_Exercise goal_
Every line that holds the string "学习氛围" is to be identified and copied.

◇ ◇ ◇ ◇

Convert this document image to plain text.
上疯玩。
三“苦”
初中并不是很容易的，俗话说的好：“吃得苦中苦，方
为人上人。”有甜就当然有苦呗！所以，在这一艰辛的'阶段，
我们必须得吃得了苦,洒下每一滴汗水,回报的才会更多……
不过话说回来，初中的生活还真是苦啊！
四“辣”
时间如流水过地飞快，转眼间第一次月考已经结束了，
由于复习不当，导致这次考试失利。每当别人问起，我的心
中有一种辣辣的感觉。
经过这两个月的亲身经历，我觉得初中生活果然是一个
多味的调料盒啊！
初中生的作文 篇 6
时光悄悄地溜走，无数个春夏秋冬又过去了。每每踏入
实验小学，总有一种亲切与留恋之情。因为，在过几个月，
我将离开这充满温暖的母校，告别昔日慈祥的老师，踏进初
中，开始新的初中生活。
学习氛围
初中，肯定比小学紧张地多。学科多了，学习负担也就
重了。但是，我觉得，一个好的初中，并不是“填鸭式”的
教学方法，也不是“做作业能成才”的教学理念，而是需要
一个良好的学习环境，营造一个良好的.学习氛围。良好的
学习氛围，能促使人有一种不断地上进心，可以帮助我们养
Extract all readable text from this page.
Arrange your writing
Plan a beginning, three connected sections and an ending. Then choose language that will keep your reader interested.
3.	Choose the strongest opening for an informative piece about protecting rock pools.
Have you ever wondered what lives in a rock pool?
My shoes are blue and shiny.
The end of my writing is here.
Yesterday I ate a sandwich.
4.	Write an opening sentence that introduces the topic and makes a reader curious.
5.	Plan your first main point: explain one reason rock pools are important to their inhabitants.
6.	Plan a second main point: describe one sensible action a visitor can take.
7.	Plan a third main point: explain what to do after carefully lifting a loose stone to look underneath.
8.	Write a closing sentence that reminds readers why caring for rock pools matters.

◇ ◇ ◇ ◇

_Response below_
学习氛围
一个良好的学习环境，营造一个良好的.学习氛围。良好的
学习氛围，能促使人有一种不断地上进心，可以帮助我们养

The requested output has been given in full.